◆ Exercise brief
Return all of the data exactly as written, without the pictures.

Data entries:
┌──

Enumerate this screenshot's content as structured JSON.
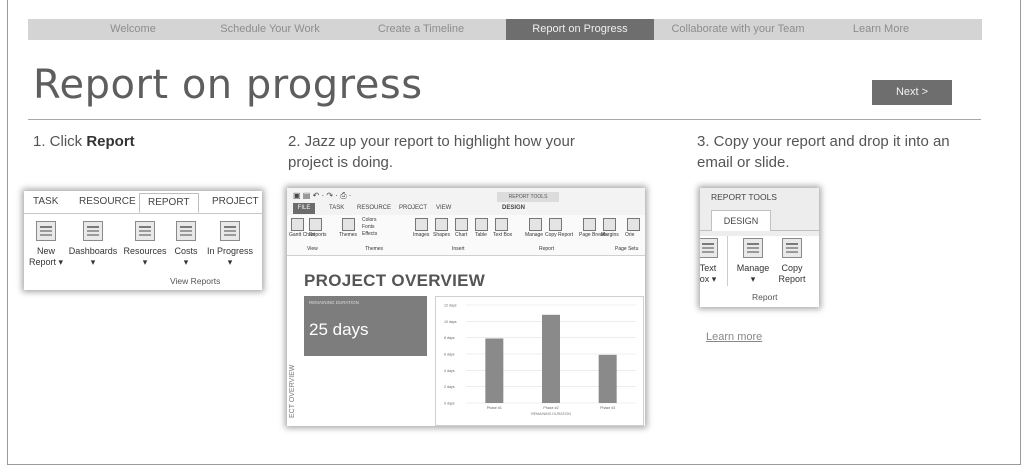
{
  "nav": {
    "items": [
      "Welcome",
      "Schedule Your Work",
      "Create a Timeline",
      "Report on Progress",
      "Collaborate with your Team",
      "Learn More"
    ]
  },
  "page": {
    "title": "Report on progress",
    "next_label": "Next >"
  },
  "steps": {
    "s1_prefix": "1. Click ",
    "s1_bold": "Report",
    "s2_line1": "2. Jazz up your report to highlight how your",
    "s2_line2": "project is doing.",
    "s3_line1": "3. Copy your report and drop it into an",
    "s3_line2": "email or slide."
  },
  "ribbon1": {
    "tabs": [
      "TASK",
      "RESOURCE",
      "REPORT",
      "PROJECT"
    ],
    "buttons": [
      {
        "label1": "New",
        "label2": "Report ▾"
      },
      {
        "label1": "Dashboards",
        "label2": "▾"
      },
      {
        "label1": "Resources",
        "label2": "▾"
      },
      {
        "label1": "Costs",
        "label2": "▾"
      },
      {
        "label1": "In Progress",
        "label2": "▾"
      }
    ],
    "group_label": "View Reports"
  },
  "ribbon2": {
    "file": "FILE",
    "tabs": [
      "TASK",
      "RESOURCE",
      "PROJECT",
      "VIEW",
      "DESIGN"
    ],
    "tools_label": "REPORT TOOLS",
    "buttons": [
      "Gantt Chart",
      "Reports",
      "Themes",
      "Colors",
      "Fonts",
      "Effects",
      "Images",
      "Shapes",
      "Chart",
      "Table",
      "Text Box",
      "Manage",
      "Copy Report",
      "Page Breaks",
      "Margins",
      "Orie"
    ],
    "groups": [
      "View",
      "Themes",
      "Insert",
      "Report",
      "Page Setu"
    ]
  },
  "overview": {
    "title": "PROJECT OVERVIEW",
    "box_small": "REMAINING DURATION",
    "days": "25 days",
    "side_label": "ECT OVERVIEW"
  },
  "chart_data": {
    "type": "bar",
    "categories": [
      "Phase #1",
      "Phase #2",
      "Phase #3"
    ],
    "values": [
      7.9,
      10.8,
      5.9
    ],
    "ylim": [
      0,
      12
    ],
    "yticks": [
      "0 days",
      "2 days",
      "4 days",
      "6 days",
      "8 days",
      "10 days",
      "12 days"
    ],
    "xlabel": "REMAINING DURATION",
    "ylabel": "",
    "title": "",
    "bar_color": "#8a8a8a",
    "grid": true
  },
  "ribbon3": {
    "tools_label": "REPORT TOOLS",
    "design_tab": "DESIGN",
    "text_label1": "Text",
    "text_label2": "ox ▾",
    "manage_label1": "Manage",
    "manage_label2": "▾",
    "copy_label1": "Copy",
    "copy_label2": "Report",
    "group_label": "Report"
  },
  "learn_more": "Learn more"
}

└──

◆ Completed task
Enumerate this screenshot's content as structured JSON.
{
  "nav": {
    "items": [
      "Welcome",
      "Schedule Your Work",
      "Create a Timeline",
      "Report on Progress",
      "Collaborate with your Team",
      "Learn More"
    ]
  },
  "page": {
    "title": "Report on progress",
    "next_label": "Next >"
  },
  "steps": {
    "s1_prefix": "1. Click ",
    "s1_bold": "Report",
    "s2_line1": "2. Jazz up your report to highlight how your",
    "s2_line2": "project is doing.",
    "s3_line1": "3. Copy your report and drop it into an",
    "s3_line2": "email or slide."
  },
  "ribbon1": {
    "tabs": [
      "TASK",
      "RESOURCE",
      "REPORT",
      "PROJECT"
    ],
    "buttons": [
      {
        "label1": "New",
        "label2": "Report ▾"
      },
      {
        "label1": "Dashboards",
        "label2": "▾"
      },
      {
        "label1": "Resources",
        "label2": "▾"
      },
      {
        "label1": "Costs",
        "label2": "▾"
      },
      {
        "label1": "In Progress",
        "label2": "▾"
      }
    ],
    "group_label": "View Reports"
  },
  "ribbon2": {
    "file": "FILE",
    "tabs": [
      "TASK",
      "RESOURCE",
      "PROJECT",
      "VIEW",
      "DESIGN"
    ],
    "tools_label": "REPORT TOOLS",
    "buttons": [
      "Gantt Chart",
      "Reports",
      "Themes",
      "Colors",
      "Fonts",
      "Effects",
      "Images",
      "Shapes",
      "Chart",
      "Table",
      "Text Box",
      "Manage",
      "Copy Report",
      "Page Breaks",
      "Margins",
      "Orie"
    ],
    "groups": [
      "View",
      "Themes",
      "Insert",
      "Report",
      "Page Setu"
    ]
  },
  "overview": {
    "title": "PROJECT OVERVIEW",
    "box_small": "REMAINING DURATION",
    "days": "25 days",
    "side_label": "ECT OVERVIEW"
  },
  "chart_data": {
    "type": "bar",
    "categories": [
      "Phase #1",
      "Phase #2",
      "Phase #3"
    ],
    "values": [
      7.9,
      10.8,
      5.9
    ],
    "ylim": [
      0,
      12
    ],
    "yticks": [
      "0 days",
      "2 days",
      "4 days",
      "6 days",
      "8 days",
      "10 days",
      "12 days"
    ],
    "xlabel": "REMAINING DURATION",
    "ylabel": "",
    "title": "",
    "bar_color": "#8a8a8a",
    "grid": true
  },
  "ribbon3": {
    "tools_label": "REPORT TOOLS",
    "design_tab": "DESIGN",
    "text_label1": "Text",
    "text_label2": "ox ▾",
    "manage_label1": "Manage",
    "manage_label2": "▾",
    "copy_label1": "Copy",
    "copy_label2": "Report",
    "group_label": "Report"
  },
  "learn_more": "Learn more"
}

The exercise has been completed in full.